Without including any pictures, write out the listing below exactly.

◆ ◆ ◆ ◆ ◆ ◆ ◆

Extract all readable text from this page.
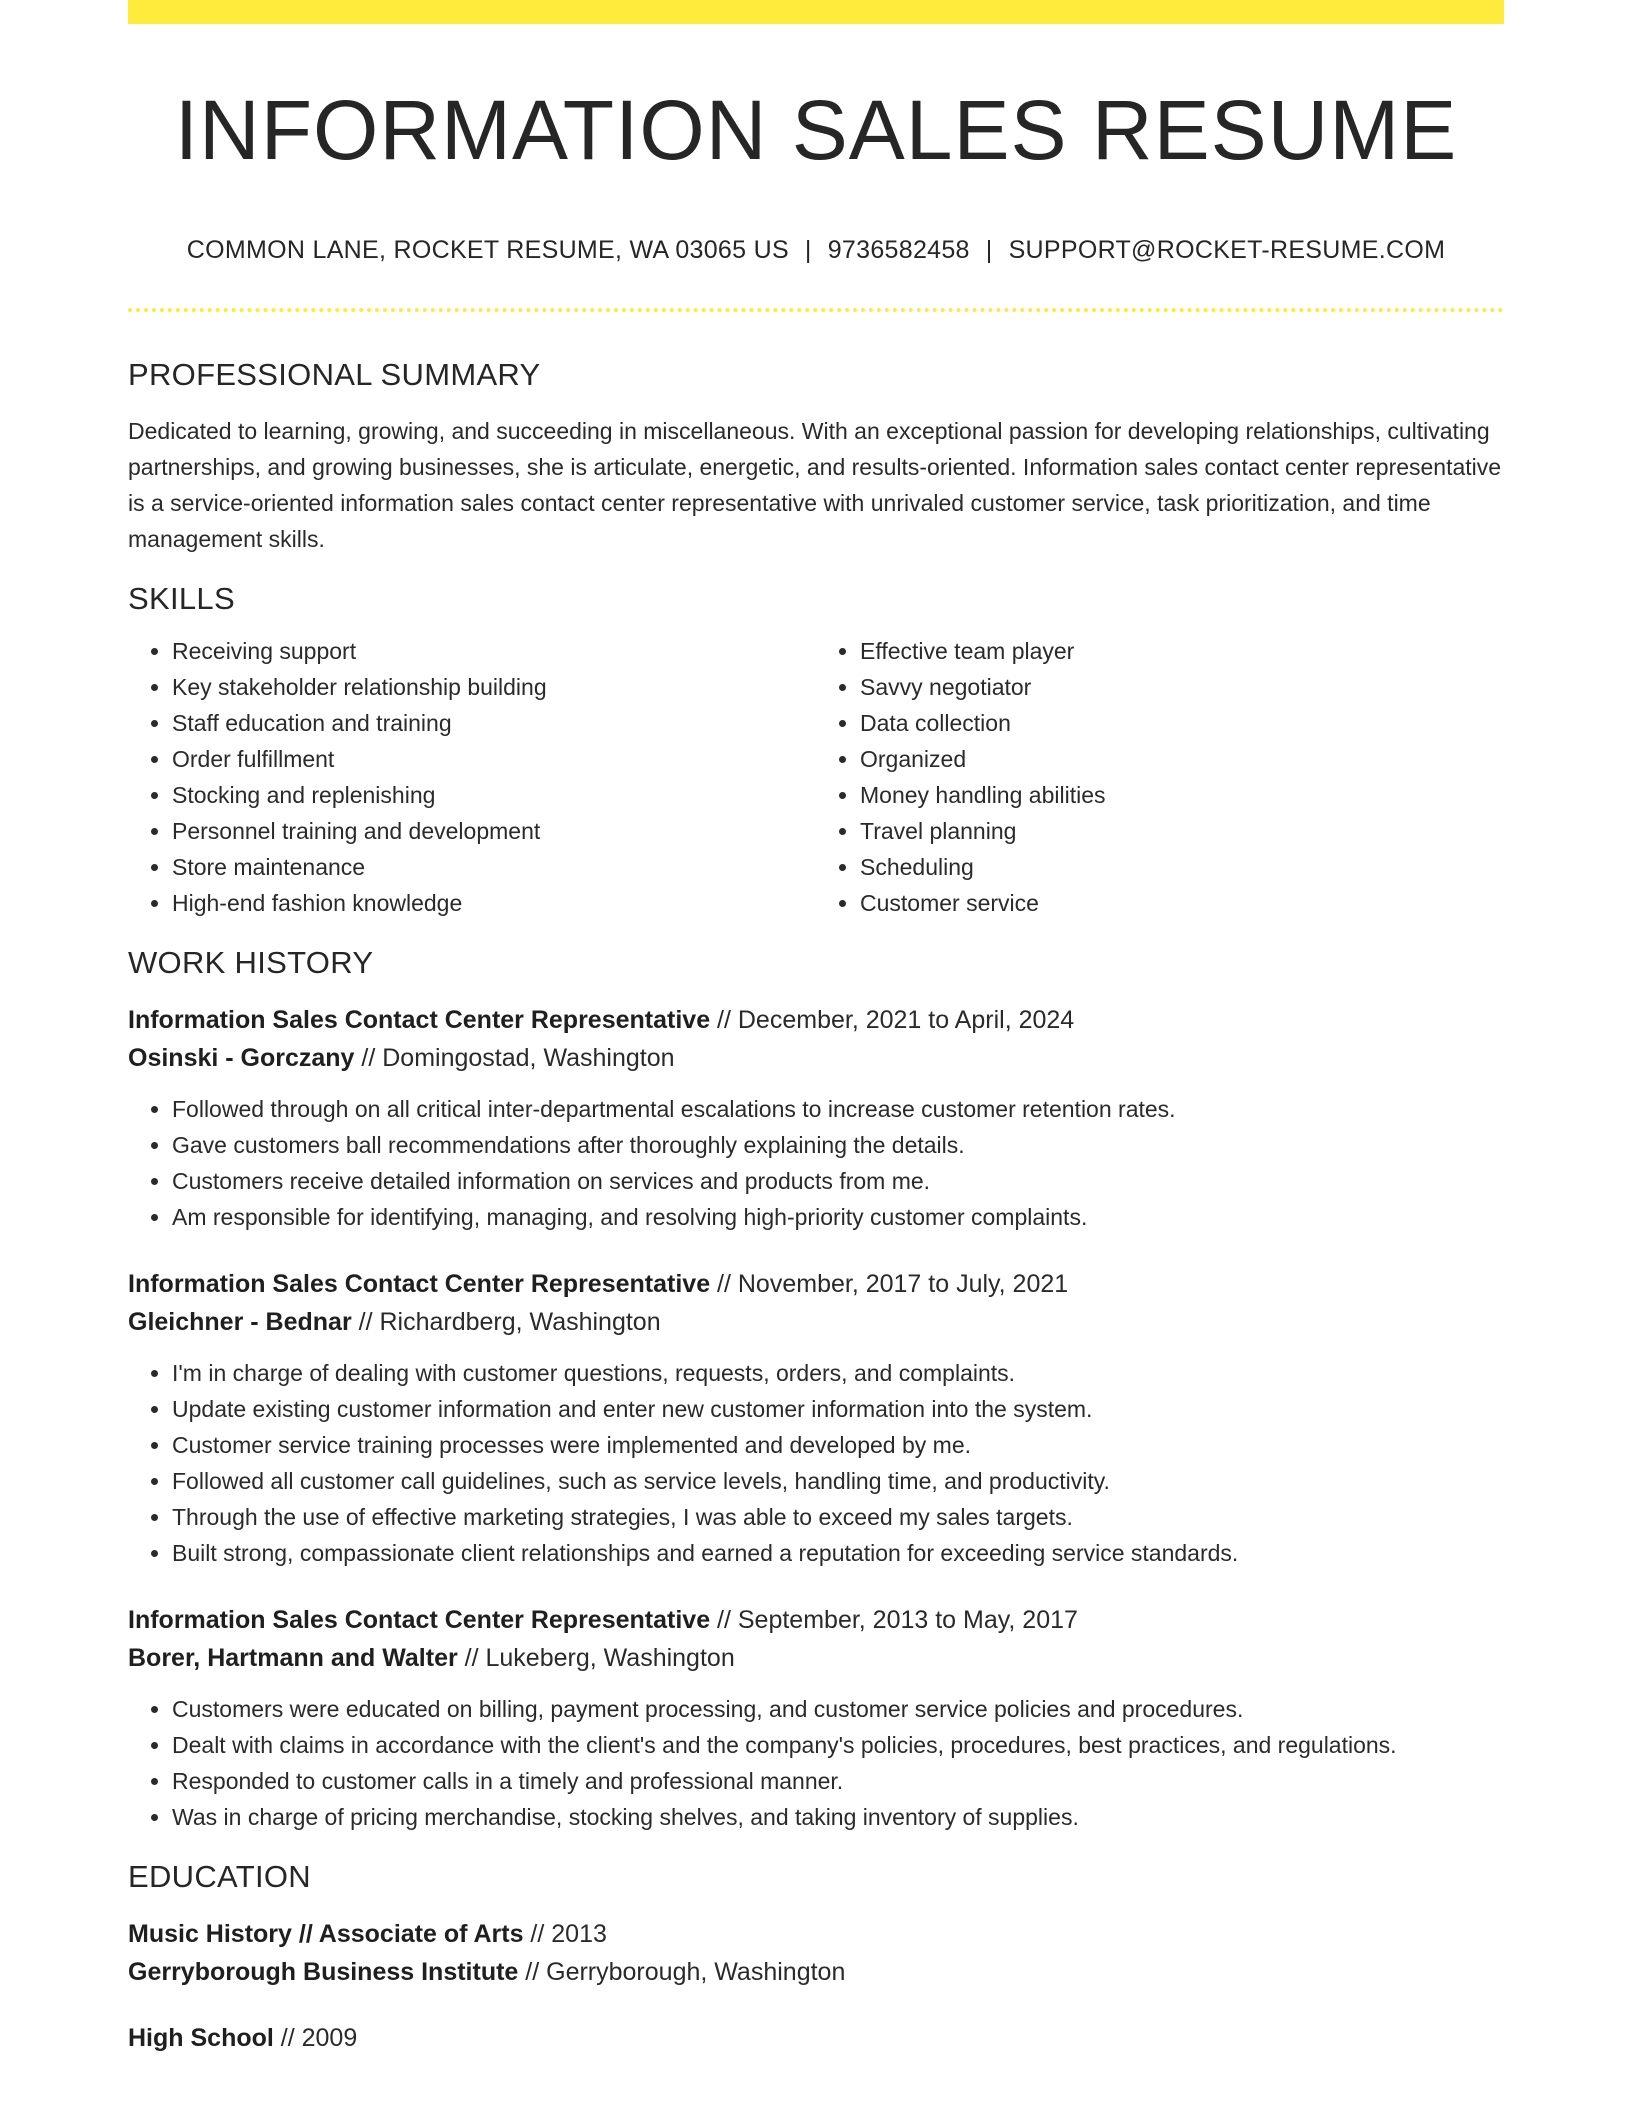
INFORMATION SALES RESUME
COMMON LANE, ROCKET RESUME, WA 03065 US | 9736582458 | SUPPORT@ROCKET-RESUME.COM
PROFESSIONAL SUMMARY

Dedicated to learning, growing, and succeeding in miscellaneous. With an exceptional passion for developing relationships, cultivating partnerships, and growing businesses, she is articulate, energetic, and results-oriented. Information sales contact center representative is a service-oriented information sales contact center representative with unrivaled customer service, task prioritization, and time management skills.

SKILLS
• Receiving support
• Key stakeholder relationship building
• Staff education and training
• Order fulfillment
• Stocking and replenishing
• Personnel training and development
• Store maintenance
• High-end fashion knowledge
• Effective team player
• Savvy negotiator
• Data collection
• Organized
• Money handling abilities
• Travel planning
• Scheduling
• Customer service
WORK HISTORY
Information Sales Contact Center Representative // December, 2021 to April, 2024
Osinski - Gorczany // Domingostad, Washington
• Followed through on all critical inter-departmental escalations to increase customer retention rates.
• Gave customers ball recommendations after thoroughly explaining the details.
• Customers receive detailed information on services and products from me.
• Am responsible for identifying, managing, and resolving high-priority customer complaints.
Information Sales Contact Center Representative // November, 2017 to July, 2021
Gleichner - Bednar // Richardberg, Washington
• I'm in charge of dealing with customer questions, requests, orders, and complaints.
• Update existing customer information and enter new customer information into the system.
• Customer service training processes were implemented and developed by me.
• Followed all customer call guidelines, such as service levels, handling time, and productivity.
• Through the use of effective marketing strategies, I was able to exceed my sales targets.
• Built strong, compassionate client relationships and earned a reputation for exceeding service standards.
Information Sales Contact Center Representative // September, 2013 to May, 2017
Borer, Hartmann and Walter // Lukeberg, Washington
• Customers were educated on billing, payment processing, and customer service policies and procedures.
• Dealt with claims in accordance with the client's and the company's policies, procedures, best practices, and regulations.
• Responded to customer calls in a timely and professional manner.
• Was in charge of pricing merchandise, stocking shelves, and taking inventory of supplies.
EDUCATION
Music History // Associate of Arts // 2013
Gerryborough Business Institute // Gerryborough, Washington
High School // 2009
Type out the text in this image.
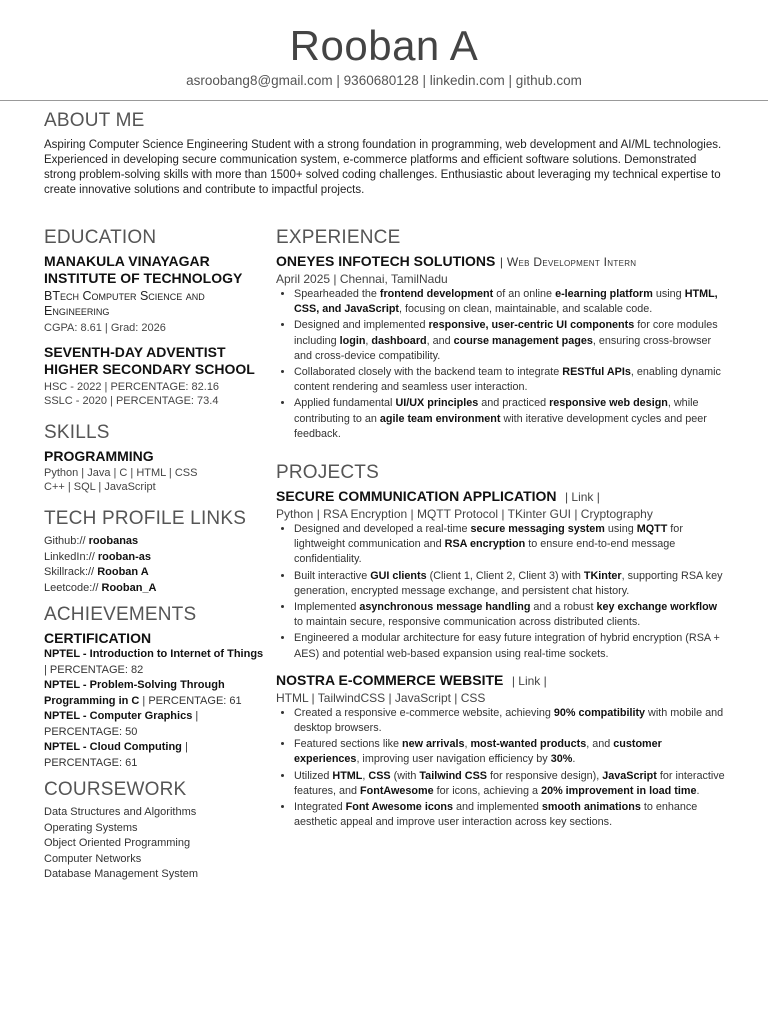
Rooban A
asroobang8@gmail.com | 9360680128 | linkedin.com | github.com
ABOUT ME
Aspiring Computer Science Engineering Student with a strong foundation in programming, web development and AI/ML technologies. Experienced in developing secure communication system, e-commerce platforms and efficient software solutions. Demonstrated strong problem-solving skills with more than 1500+ solved coding challenges. Enthusiastic about leveraging my technical expertise to create innovative solutions and contribute to impactful projects.
EDUCATION
MANAKULA VINAYAGAR INSTITUTE OF TECHNOLOGY
BTech Computer Science and Engineering
CGPA: 8.61 | Grad: 2026
SEVENTH-DAY ADVENTIST HIGHER SECONDARY SCHOOL
HSC - 2022 | PERCENTAGE: 82.16
SSLC - 2020 | PERCENTAGE: 73.4
SKILLS
PROGRAMMING
Python | Java | C | HTML | CSS
C++ | SQL | JavaScript
TECH PROFILE LINKS
Github:// roobanas
LinkedIn:// rooban-as
Skillrack:// Rooban A
Leetcode:// Rooban_A
ACHIEVEMENTS
CERTIFICATION
NPTEL - Introduction to Internet of Things | PERCENTAGE: 82
NPTEL - Problem-Solving Through Programming in C | PERCENTAGE: 61
NPTEL - Computer Graphics | PERCENTAGE: 50
NPTEL - Cloud Computing | PERCENTAGE: 61
COURSEWORK
Data Structures and Algorithms
Operating Systems
Object Oriented Programming
Computer Networks
Database Management System
EXPERIENCE
ONEYES INFOTECH SOLUTIONS | Web Development Intern
April 2025 | Chennai, TamilNadu
• Spearheaded the frontend development of an online e-learning platform using HTML, CSS, and JavaScript, focusing on clean, maintainable, and scalable code.
• Designed and implemented responsive, user-centric UI components for core modules including login, dashboard, and course management pages, ensuring cross-browser and cross-device compatibility.
• Collaborated closely with the backend team to integrate RESTful APIs, enabling dynamic content rendering and seamless user interaction.
• Applied fundamental UI/UX principles and practiced responsive web design, while contributing to an agile team environment with iterative development cycles and peer feedback.
PROJECTS
SECURE COMMUNICATION APPLICATION | Link |
Python | RSA Encryption | MQTT Protocol | TKinter GUI | Cryptography
• Designed and developed a real-time secure messaging system using MQTT for lightweight communication and RSA encryption to ensure end-to-end message confidentiality.
• Built interactive GUI clients (Client 1, Client 2, Client 3) with TKinter, supporting RSA key generation, encrypted message exchange, and persistent chat history.
• Implemented asynchronous message handling and a robust key exchange workflow to maintain secure, responsive communication across distributed clients.
• Engineered a modular architecture for easy future integration of hybrid encryption (RSA + AES) and potential web-based expansion using real-time sockets.
NOSTRA E-COMMERCE WEBSITE | Link |
HTML | TailwindCSS | JavaScript | CSS
• Created a responsive e-commerce website, achieving 90% compatibility with mobile and desktop browsers.
• Featured sections like new arrivals, most-wanted products, and customer experiences, improving user navigation efficiency by 30%.
• Utilized HTML, CSS (with Tailwind CSS for responsive design), JavaScript for interactive features, and FontAwesome for icons, achieving a 20% improvement in load time.
• Integrated Font Awesome icons and implemented smooth animations to enhance aesthetic appeal and improve user interaction across key sections.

◆ ◆ ◆ ◆ ◆ ◆ ◆

_Right answer:_
Extract all readable text from this page.
INFORMATION SALES RESUME
COMMON LANE, ROCKET RESUME, WA 03065 US | 9736582458 | SUPPORT@ROCKET-RESUME.COM
PROFESSIONAL SUMMARY

Dedicated to learning, growing, and succeeding in miscellaneous. With an exceptional passion for developing relationships, cultivating partnerships, and growing businesses, she is articulate, energetic, and results-oriented. Information sales contact center representative is a service-oriented information sales contact center representative with unrivaled customer service, task prioritization, and time management skills.

SKILLS
• Receiving support
• Key stakeholder relationship building
• Staff education and training
• Order fulfillment
• Stocking and replenishing
• Personnel training and development
• Store maintenance
• High-end fashion knowledge
• Effective team player
• Savvy negotiator
• Data collection
• Organized
• Money handling abilities
• Travel planning
• Scheduling
• Customer service
WORK HISTORY
Information Sales Contact Center Representative // December, 2021 to April, 2024
Osinski - Gorczany // Domingostad, Washington
• Followed through on all critical inter-departmental escalations to increase customer retention rates.
• Gave customers ball recommendations after thoroughly explaining the details.
• Customers receive detailed information on services and products from me.
• Am responsible for identifying, managing, and resolving high-priority customer complaints.
Information Sales Contact Center Representative // November, 2017 to July, 2021
Gleichner - Bednar // Richardberg, Washington
• I'm in charge of dealing with customer questions, requests, orders, and complaints.
• Update existing customer information and enter new customer information into the system.
• Customer service training processes were implemented and developed by me.
• Followed all customer call guidelines, such as service levels, handling time, and productivity.
• Through the use of effective marketing strategies, I was able to exceed my sales targets.
• Built strong, compassionate client relationships and earned a reputation for exceeding service standards.
Information Sales Contact Center Representative // September, 2013 to May, 2017
Borer, Hartmann and Walter // Lukeberg, Washington
• Customers were educated on billing, payment processing, and customer service policies and procedures.
• Dealt with claims in accordance with the client's and the company's policies, procedures, best practices, and regulations.
• Responded to customer calls in a timely and professional manner.
• Was in charge of pricing merchandise, stocking shelves, and taking inventory of supplies.
EDUCATION
Music History // Associate of Arts // 2013
Gerryborough Business Institute // Gerryborough, Washington
High School // 2009
Type out the text in this image.
Rooban A
asroobang8@gmail.com | 9360680128 | linkedin.com | github.com
ABOUT ME
Aspiring Computer Science Engineering Student with a strong foundation in programming, web development and AI/ML technologies. Experienced in developing secure communication system, e-commerce platforms and efficient software solutions. Demonstrated strong problem-solving skills with more than 1500+ solved coding challenges. Enthusiastic about leveraging my technical expertise to create innovative solutions and contribute to impactful projects.
EDUCATION
MANAKULA VINAYAGAR INSTITUTE OF TECHNOLOGY
BTech Computer Science and Engineering
CGPA: 8.61 | Grad: 2026
SEVENTH-DAY ADVENTIST HIGHER SECONDARY SCHOOL
HSC - 2022 | PERCENTAGE: 82.16
SSLC - 2020 | PERCENTAGE: 73.4
SKILLS
PROGRAMMING
Python | Java | C | HTML | CSS
C++ | SQL | JavaScript
TECH PROFILE LINKS
Github:// roobanas
LinkedIn:// rooban-as
Skillrack:// Rooban A
Leetcode:// Rooban_A
ACHIEVEMENTS
CERTIFICATION
NPTEL - Introduction to Internet of Things | PERCENTAGE: 82
NPTEL - Problem-Solving Through Programming in C | PERCENTAGE: 61
NPTEL - Computer Graphics | PERCENTAGE: 50
NPTEL - Cloud Computing | PERCENTAGE: 61
COURSEWORK
Data Structures and Algorithms
Operating Systems
Object Oriented Programming
Computer Networks
Database Management System
EXPERIENCE
ONEYES INFOTECH SOLUTIONS | Web Development Intern
April 2025 | Chennai, TamilNadu
• Spearheaded the frontend development of an online e-learning platform using HTML, CSS, and JavaScript, focusing on clean, maintainable, and scalable code.
• Designed and implemented responsive, user-centric UI components for core modules including login, dashboard, and course management pages, ensuring cross-browser and cross-device compatibility.
• Collaborated closely with the backend team to integrate RESTful APIs, enabling dynamic content rendering and seamless user interaction.
• Applied fundamental UI/UX principles and practiced responsive web design, while contributing to an agile team environment with iterative development cycles and peer feedback.
PROJECTS
SECURE COMMUNICATION APPLICATION | Link |
Python | RSA Encryption | MQTT Protocol | TKinter GUI | Cryptography
• Designed and developed a real-time secure messaging system using MQTT for lightweight communication and RSA encryption to ensure end-to-end message confidentiality.
• Built interactive GUI clients (Client 1, Client 2, Client 3) with TKinter, supporting RSA key generation, encrypted message exchange, and persistent chat history.
• Implemented asynchronous message handling and a robust key exchange workflow to maintain secure, responsive communication across distributed clients.
• Engineered a modular architecture for easy future integration of hybrid encryption (RSA + AES) and potential web-based expansion using real-time sockets.
NOSTRA E-COMMERCE WEBSITE | Link |
HTML | TailwindCSS | JavaScript | CSS
• Created a responsive e-commerce website, achieving 90% compatibility with mobile and desktop browsers.
• Featured sections like new arrivals, most-wanted products, and customer experiences, improving user navigation efficiency by 30%.
• Utilized HTML, CSS (with Tailwind CSS for responsive design), JavaScript for interactive features, and FontAwesome for icons, achieving a 20% improvement in load time.
• Integrated Font Awesome icons and implemented smooth animations to enhance aesthetic appeal and improve user interaction across key sections.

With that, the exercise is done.